**Required work**
Which lines below hold the word "screenshot"? Copy all of them.

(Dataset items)
------------------------------------

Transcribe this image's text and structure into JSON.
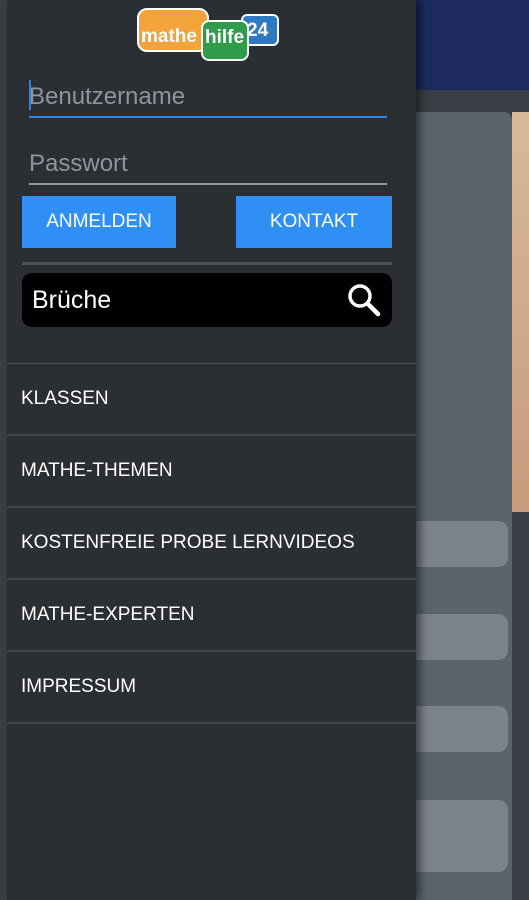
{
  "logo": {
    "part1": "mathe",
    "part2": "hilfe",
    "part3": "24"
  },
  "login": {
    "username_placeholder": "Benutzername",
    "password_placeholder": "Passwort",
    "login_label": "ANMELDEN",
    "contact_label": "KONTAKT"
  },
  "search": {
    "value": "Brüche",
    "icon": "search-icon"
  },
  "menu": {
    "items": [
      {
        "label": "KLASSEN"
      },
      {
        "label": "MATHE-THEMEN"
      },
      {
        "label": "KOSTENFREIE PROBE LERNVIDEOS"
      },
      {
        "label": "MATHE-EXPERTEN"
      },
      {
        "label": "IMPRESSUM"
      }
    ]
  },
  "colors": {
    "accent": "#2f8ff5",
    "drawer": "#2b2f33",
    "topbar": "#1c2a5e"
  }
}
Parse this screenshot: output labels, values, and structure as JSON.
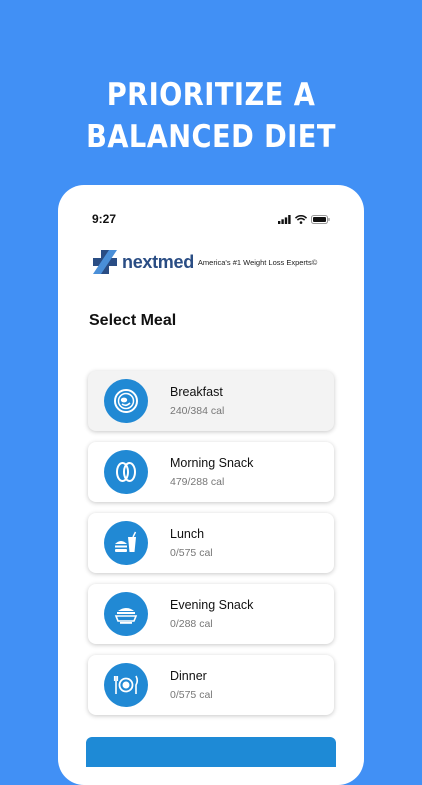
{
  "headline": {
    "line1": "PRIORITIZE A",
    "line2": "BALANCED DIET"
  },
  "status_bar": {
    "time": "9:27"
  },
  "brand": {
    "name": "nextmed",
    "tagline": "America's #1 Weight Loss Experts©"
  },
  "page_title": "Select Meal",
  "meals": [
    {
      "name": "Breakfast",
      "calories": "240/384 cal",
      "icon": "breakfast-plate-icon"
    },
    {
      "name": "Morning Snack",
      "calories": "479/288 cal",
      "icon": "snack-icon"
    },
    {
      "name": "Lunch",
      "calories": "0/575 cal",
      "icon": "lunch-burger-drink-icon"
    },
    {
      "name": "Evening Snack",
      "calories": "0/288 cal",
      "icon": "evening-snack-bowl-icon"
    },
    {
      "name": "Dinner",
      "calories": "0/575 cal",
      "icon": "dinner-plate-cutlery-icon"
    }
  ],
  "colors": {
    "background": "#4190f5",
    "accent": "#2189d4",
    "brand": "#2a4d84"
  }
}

------------------------------------

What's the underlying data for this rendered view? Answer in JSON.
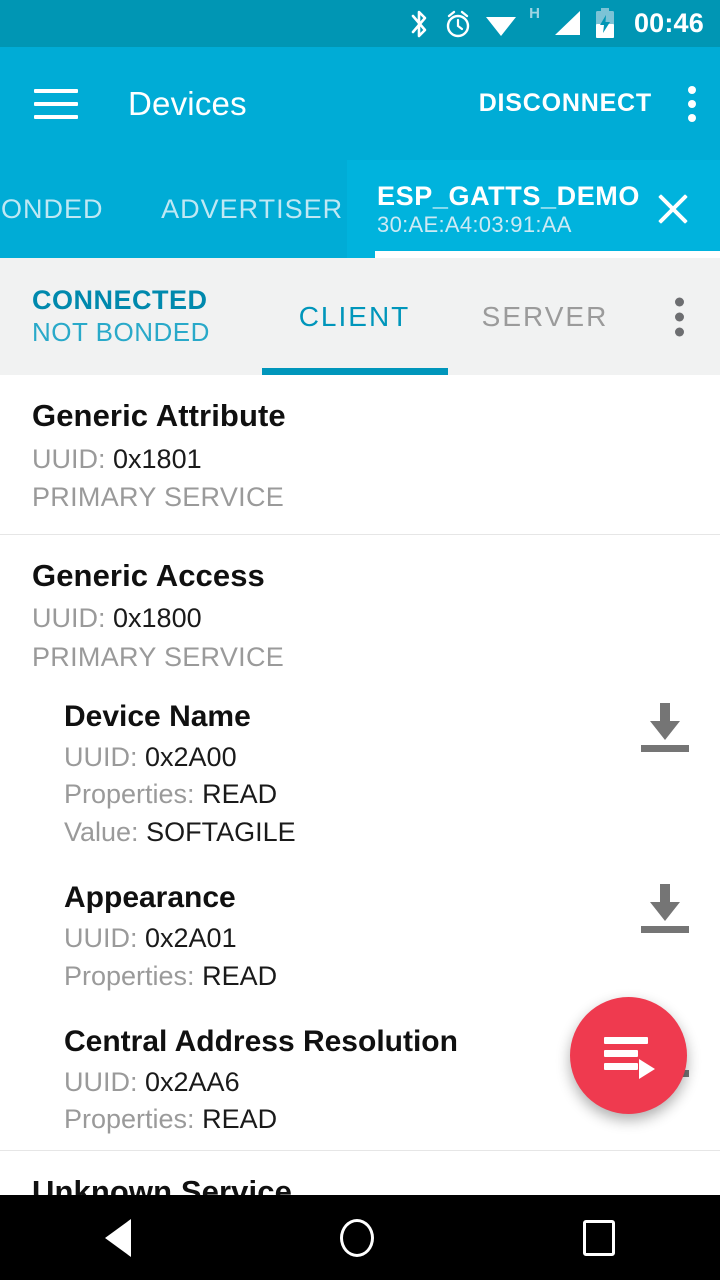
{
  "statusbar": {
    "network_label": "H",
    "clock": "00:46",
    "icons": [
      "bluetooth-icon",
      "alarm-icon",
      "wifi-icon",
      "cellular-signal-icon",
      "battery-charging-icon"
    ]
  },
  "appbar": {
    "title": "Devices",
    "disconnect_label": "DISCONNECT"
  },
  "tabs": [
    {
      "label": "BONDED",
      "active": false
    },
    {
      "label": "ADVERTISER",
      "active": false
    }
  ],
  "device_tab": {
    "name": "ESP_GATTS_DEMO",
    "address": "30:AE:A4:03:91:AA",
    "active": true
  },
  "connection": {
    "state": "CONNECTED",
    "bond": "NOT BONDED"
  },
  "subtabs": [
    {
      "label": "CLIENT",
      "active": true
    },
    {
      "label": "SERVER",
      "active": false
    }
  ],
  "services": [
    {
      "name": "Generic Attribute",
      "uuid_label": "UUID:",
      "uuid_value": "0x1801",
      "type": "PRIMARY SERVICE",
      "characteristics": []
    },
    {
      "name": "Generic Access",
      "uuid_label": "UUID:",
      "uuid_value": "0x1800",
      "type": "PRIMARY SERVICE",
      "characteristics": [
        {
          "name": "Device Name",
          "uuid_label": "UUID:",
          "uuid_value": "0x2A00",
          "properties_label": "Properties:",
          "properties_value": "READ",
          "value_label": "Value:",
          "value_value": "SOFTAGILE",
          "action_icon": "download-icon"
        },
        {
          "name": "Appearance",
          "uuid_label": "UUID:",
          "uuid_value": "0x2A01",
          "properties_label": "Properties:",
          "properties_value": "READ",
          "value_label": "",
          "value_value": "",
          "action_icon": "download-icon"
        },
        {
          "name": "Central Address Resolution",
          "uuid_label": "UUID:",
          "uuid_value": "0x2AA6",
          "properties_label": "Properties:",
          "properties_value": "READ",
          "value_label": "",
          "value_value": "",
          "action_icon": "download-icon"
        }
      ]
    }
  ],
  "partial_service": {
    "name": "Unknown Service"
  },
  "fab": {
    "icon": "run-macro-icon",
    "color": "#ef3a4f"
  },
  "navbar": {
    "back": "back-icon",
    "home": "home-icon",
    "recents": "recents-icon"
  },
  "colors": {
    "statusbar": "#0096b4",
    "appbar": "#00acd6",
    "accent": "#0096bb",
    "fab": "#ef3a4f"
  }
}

------------------------------------

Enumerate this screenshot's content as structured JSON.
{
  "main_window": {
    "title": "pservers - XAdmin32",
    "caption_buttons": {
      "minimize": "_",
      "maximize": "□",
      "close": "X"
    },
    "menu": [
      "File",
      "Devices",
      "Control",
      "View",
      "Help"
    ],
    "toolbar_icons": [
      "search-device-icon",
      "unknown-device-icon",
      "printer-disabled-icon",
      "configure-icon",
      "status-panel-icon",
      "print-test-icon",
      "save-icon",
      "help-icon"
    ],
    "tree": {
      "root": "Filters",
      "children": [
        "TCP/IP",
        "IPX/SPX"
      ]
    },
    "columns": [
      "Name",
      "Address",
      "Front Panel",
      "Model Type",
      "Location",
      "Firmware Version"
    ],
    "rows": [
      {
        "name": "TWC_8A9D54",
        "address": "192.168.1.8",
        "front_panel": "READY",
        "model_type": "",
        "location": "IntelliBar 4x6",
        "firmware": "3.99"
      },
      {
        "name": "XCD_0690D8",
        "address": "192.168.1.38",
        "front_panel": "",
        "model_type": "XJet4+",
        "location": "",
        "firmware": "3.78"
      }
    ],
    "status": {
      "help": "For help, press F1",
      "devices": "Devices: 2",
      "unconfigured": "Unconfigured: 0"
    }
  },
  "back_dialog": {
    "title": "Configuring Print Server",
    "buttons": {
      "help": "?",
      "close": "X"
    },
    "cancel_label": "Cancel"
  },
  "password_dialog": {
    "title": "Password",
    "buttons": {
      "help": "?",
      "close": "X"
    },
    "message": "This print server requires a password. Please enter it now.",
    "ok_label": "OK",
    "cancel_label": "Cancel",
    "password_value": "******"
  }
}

------------------------------------

**Answer for the task**
Parse this screenshot: output labels, values, and structure as JSON.
Enumerate this screenshot's content as structured JSON.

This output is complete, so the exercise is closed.